## Task to carry out
Every record should be written out exactly, please.

## Data rows
##########

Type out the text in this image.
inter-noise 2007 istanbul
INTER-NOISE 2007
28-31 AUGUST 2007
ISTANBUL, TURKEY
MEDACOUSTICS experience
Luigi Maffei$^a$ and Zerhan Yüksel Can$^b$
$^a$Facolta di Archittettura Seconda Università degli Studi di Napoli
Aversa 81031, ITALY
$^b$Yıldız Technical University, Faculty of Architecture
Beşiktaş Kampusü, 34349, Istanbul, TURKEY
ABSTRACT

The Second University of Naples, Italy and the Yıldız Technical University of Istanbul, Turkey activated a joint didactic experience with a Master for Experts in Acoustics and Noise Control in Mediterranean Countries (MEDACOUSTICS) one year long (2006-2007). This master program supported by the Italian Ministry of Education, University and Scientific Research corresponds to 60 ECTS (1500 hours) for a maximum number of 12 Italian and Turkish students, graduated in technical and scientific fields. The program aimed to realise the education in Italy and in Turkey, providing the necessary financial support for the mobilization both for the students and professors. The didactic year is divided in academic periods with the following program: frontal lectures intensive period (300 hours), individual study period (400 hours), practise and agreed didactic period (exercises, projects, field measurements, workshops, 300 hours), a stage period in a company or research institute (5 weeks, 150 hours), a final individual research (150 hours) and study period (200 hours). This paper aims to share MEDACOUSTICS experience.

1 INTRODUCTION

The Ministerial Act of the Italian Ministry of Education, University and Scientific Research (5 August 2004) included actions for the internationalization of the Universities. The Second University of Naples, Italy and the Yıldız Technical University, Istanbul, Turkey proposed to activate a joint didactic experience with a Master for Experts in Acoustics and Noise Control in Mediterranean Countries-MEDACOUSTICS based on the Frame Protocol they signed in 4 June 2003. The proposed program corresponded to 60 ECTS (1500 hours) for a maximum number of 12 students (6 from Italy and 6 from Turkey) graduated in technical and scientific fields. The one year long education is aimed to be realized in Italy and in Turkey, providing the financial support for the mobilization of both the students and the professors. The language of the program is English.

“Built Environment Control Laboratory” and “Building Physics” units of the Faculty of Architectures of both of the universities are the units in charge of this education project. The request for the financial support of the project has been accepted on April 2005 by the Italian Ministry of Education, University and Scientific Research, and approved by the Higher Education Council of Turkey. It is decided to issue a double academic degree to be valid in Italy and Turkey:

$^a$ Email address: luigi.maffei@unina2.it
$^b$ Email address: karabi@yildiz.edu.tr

##########

## Full response
Type out the text in this image.
inter-noise 2007 istanbul
INTER-NOISE 2007
28-31 AUGUST 2007
ISTANBUL, TURKEY
MEDACOUSTICS experience
Luigi Maffei$^a$ and Zerhan Yüksel Can$^b$
$^a$Facolta di Archittettura Seconda Università degli Studi di Napoli
Aversa 81031, ITALY
$^b$Yıldız Technical University, Faculty of Architecture
Beşiktaş Kampusü, 34349, Istanbul, TURKEY
ABSTRACT

The Second University of Naples, Italy and the Yıldız Technical University of Istanbul, Turkey activated a joint didactic experience with a Master for Experts in Acoustics and Noise Control in Mediterranean Countries (MEDACOUSTICS) one year long (2006-2007). This master program supported by the Italian Ministry of Education, University and Scientific Research corresponds to 60 ECTS (1500 hours) for a maximum number of 12 Italian and Turkish students, graduated in technical and scientific fields. The program aimed to realise the education in Italy and in Turkey, providing the necessary financial support for the mobilization both for the students and professors. The didactic year is divided in academic periods with the following program: frontal lectures intensive period (300 hours), individual study period (400 hours), practise and agreed didactic period (exercises, projects, field measurements, workshops, 300 hours), a stage period in a company or research institute (5 weeks, 150 hours), a final individual research (150 hours) and study period (200 hours). This paper aims to share MEDACOUSTICS experience.

1 INTRODUCTION

The Ministerial Act of the Italian Ministry of Education, University and Scientific Research (5 August 2004) included actions for the internationalization of the Universities. The Second University of Naples, Italy and the Yıldız Technical University, Istanbul, Turkey proposed to activate a joint didactic experience with a Master for Experts in Acoustics and Noise Control in Mediterranean Countries-MEDACOUSTICS based on the Frame Protocol they signed in 4 June 2003. The proposed program corresponded to 60 ECTS (1500 hours) for a maximum number of 12 students (6 from Italy and 6 from Turkey) graduated in technical and scientific fields. The one year long education is aimed to be realized in Italy and in Turkey, providing the financial support for the mobilization of both the students and the professors. The language of the program is English.

“Built Environment Control Laboratory” and “Building Physics” units of the Faculty of Architectures of both of the universities are the units in charge of this education project. The request for the financial support of the project has been accepted on April 2005 by the Italian Ministry of Education, University and Scientific Research, and approved by the Higher Education Council of Turkey. It is decided to issue a double academic degree to be valid in Italy and Turkey:

$^a$ Email address: luigi.maffei@unina2.it
$^b$ Email address: karabi@yildiz.edu.tr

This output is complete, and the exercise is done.